===== Given information

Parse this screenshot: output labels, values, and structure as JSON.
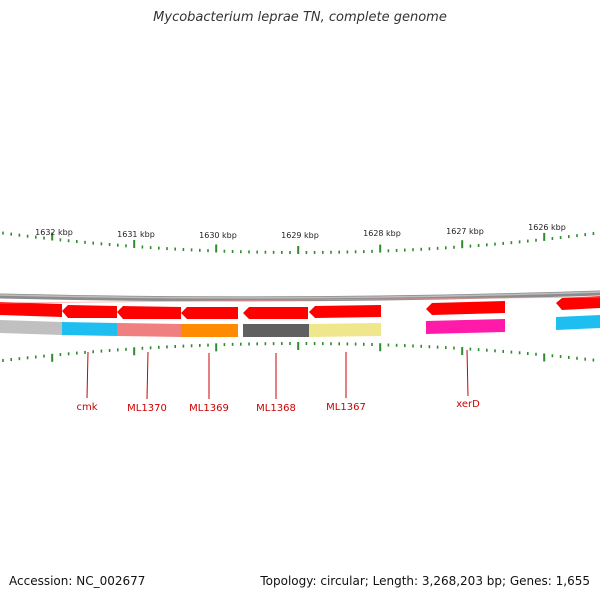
{
  "title": "Mycobacterium leprae TN, complete genome",
  "accession": "Accession: NC_002677",
  "topology": "Topology: circular; Length: 3,268,203 bp; Genes: 1,655",
  "kbp_labels": [
    "1632 kbp",
    "1631 kbp",
    "1630 kbp",
    "1629 kbp",
    "1628 kbp",
    "1627 kbp",
    "1626 kbp"
  ],
  "gene_labels": [
    "cmk",
    "ML1370",
    "ML1369",
    "ML1368",
    "ML1367",
    "xerD"
  ],
  "colors": {
    "backbone": "#8c8c8c",
    "cds": "#ff0000",
    "tick": "#2e8b2e",
    "label": "#cc0000",
    "cog_gray": "#c0c0c0",
    "cog_cyan": "#1ebef0",
    "cog_salmon": "#f08080",
    "cog_orange": "#ff8c00",
    "cog_darkgray": "#606060",
    "cog_khaki": "#f0e68c",
    "cog_magenta": "#ff1aaa"
  }
}
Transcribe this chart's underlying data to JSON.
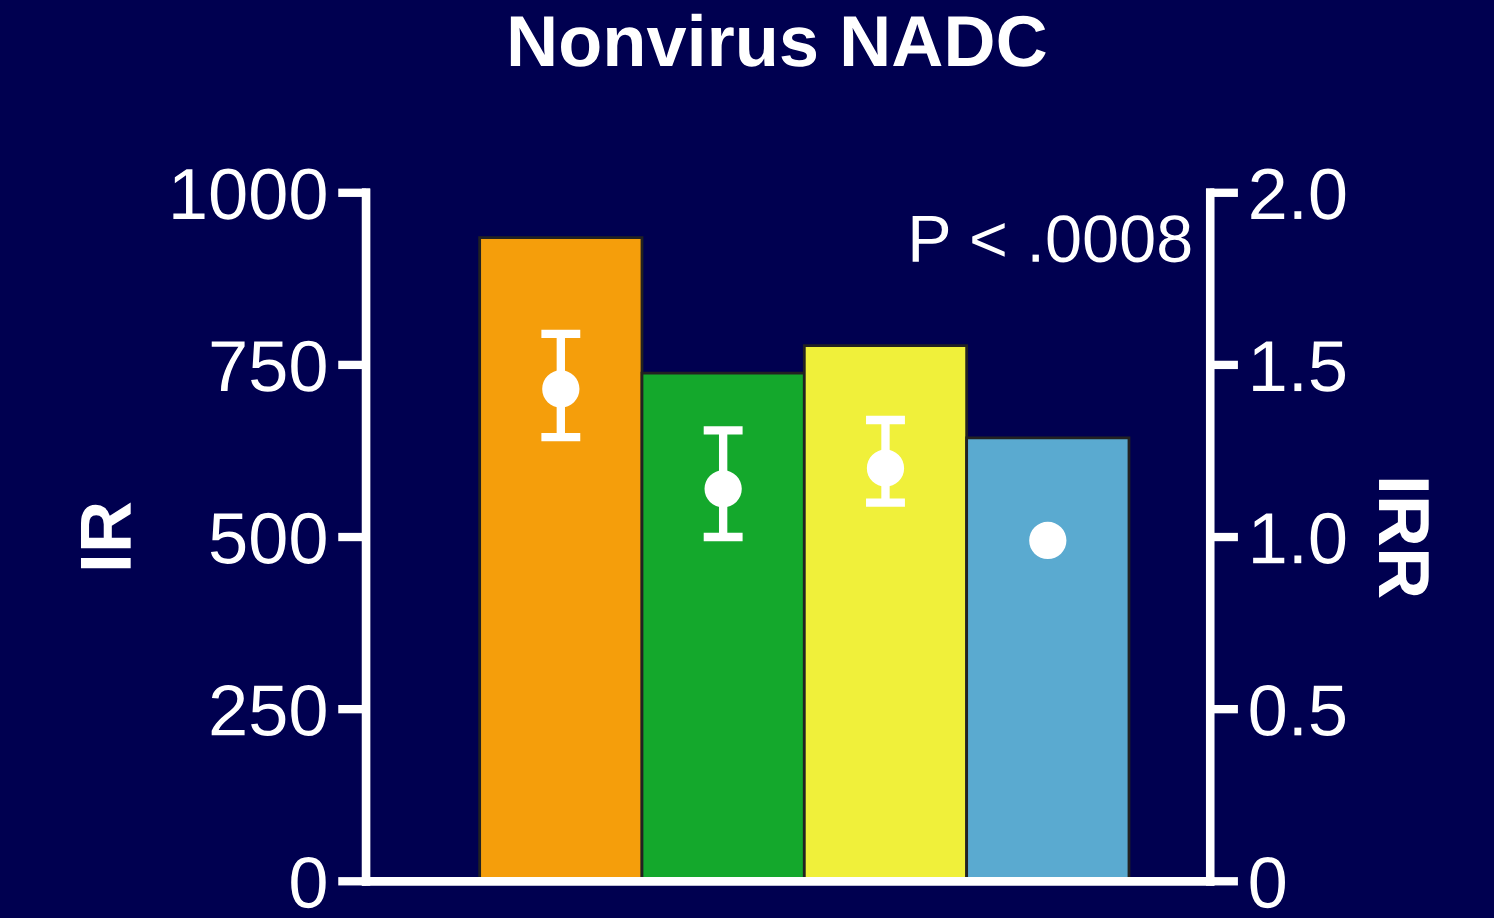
{
  "chart_data": {
    "type": "bar",
    "title": "Nonvirus NADC",
    "ylabel": "IR",
    "y2label": "IRR",
    "categories": [
      null,
      null,
      null,
      null
    ],
    "series": [
      {
        "colors": [
          "#f59e0b",
          "#14a82c",
          "#f0f03a",
          "#5aaad0"
        ],
        "values": [
          935,
          738,
          778,
          644
        ]
      },
      {
        "type": "scatter",
        "axis": "y2",
        "color": "#ffffff",
        "values": [
          1.43,
          1.14,
          1.2,
          0.99
        ],
        "errors": [
          [
            1.29,
            1.59
          ],
          [
            1.0,
            1.31
          ],
          [
            1.1,
            1.34
          ],
          null
        ]
      }
    ],
    "ylim": [
      0,
      1000
    ],
    "yticks": [
      0,
      250,
      500,
      750,
      1000
    ],
    "y2lim": [
      0,
      2.0
    ],
    "y2ticks": [
      {
        "value": 0,
        "label": "0"
      },
      {
        "value": 0.5,
        "label": "0.5"
      },
      {
        "value": 1.0,
        "label": "1.0"
      },
      {
        "value": 1.5,
        "label": "1.5"
      },
      {
        "value": 2.0,
        "label": "2.0"
      }
    ],
    "annotations": [
      "P < .0008"
    ],
    "marker": "circle",
    "grid": false,
    "legend": false
  }
}
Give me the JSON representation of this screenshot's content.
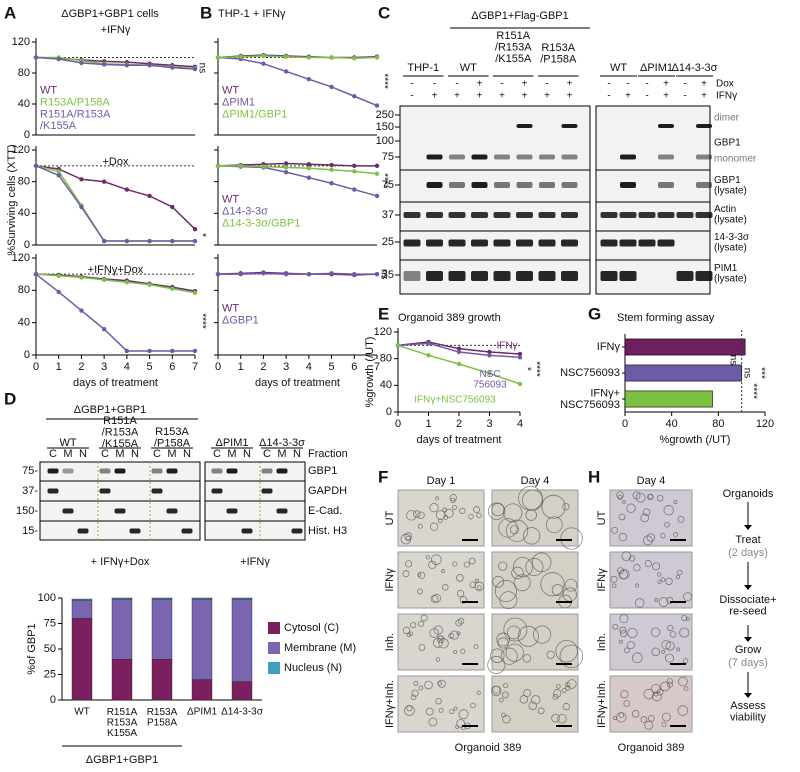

==========

Activity -
Would you transcribe each of the entries exactly, skipping the pictures?

Your response -
Parse this screenshot: output labels, values, and structure as JSON.
{
  "title": "Mycobacterium leprae TN, complete genome",
  "accession": "Accession: NC_002677",
  "topology": "Topology: circular; Length: 3,268,203 bp; Genes: 1,655",
  "kbp_labels": [
    "1632 kbp",
    "1631 kbp",
    "1630 kbp",
    "1629 kbp",
    "1628 kbp",
    "1627 kbp",
    "1626 kbp"
  ],
  "gene_labels": [
    "cmk",
    "ML1370",
    "ML1369",
    "ML1368",
    "ML1367",
    "xerD"
  ],
  "colors": {
    "backbone": "#8c8c8c",
    "cds": "#ff0000",
    "tick": "#2e8b2e",
    "label": "#cc0000",
    "cog_gray": "#c0c0c0",
    "cog_cyan": "#1ebef0",
    "cog_salmon": "#f08080",
    "cog_orange": "#ff8c00",
    "cog_darkgray": "#606060",
    "cog_khaki": "#f0e68c",
    "cog_magenta": "#ff1aaa"
  }
}
Transcribe this chart's underlying data to JSON.
{
  "chart_data": {
    "type": "bar",
    "title": "Nonvirus NADC",
    "ylabel": "IR",
    "y2label": "IRR",
    "categories": [
      null,
      null,
      null,
      null
    ],
    "series": [
      {
        "colors": [
          "#f59e0b",
          "#14a82c",
          "#f0f03a",
          "#5aaad0"
        ],
        "values": [
          935,
          738,
          778,
          644
        ]
      },
      {
        "type": "scatter",
        "axis": "y2",
        "color": "#ffffff",
        "values": [
          1.43,
          1.14,
          1.2,
          0.99
        ],
        "errors": [
          [
            1.29,
            1.59
          ],
          [
            1.0,
            1.31
          ],
          [
            1.1,
            1.34
          ],
          null
        ]
      }
    ],
    "ylim": [
      0,
      1000
    ],
    "yticks": [
      0,
      250,
      500,
      750,
      1000
    ],
    "y2lim": [
      0,
      2.0
    ],
    "y2ticks": [
      {
        "value": 0,
        "label": "0"
      },
      {
        "value": 0.5,
        "label": "0.5"
      },
      {
        "value": 1.0,
        "label": "1.0"
      },
      {
        "value": 1.5,
        "label": "1.5"
      },
      {
        "value": 2.0,
        "label": "2.0"
      }
    ],
    "annotations": [
      "P < .0008"
    ],
    "marker": "circle",
    "grid": false,
    "legend": false
  }
}
Give me the JSON representation of this screenshot's content.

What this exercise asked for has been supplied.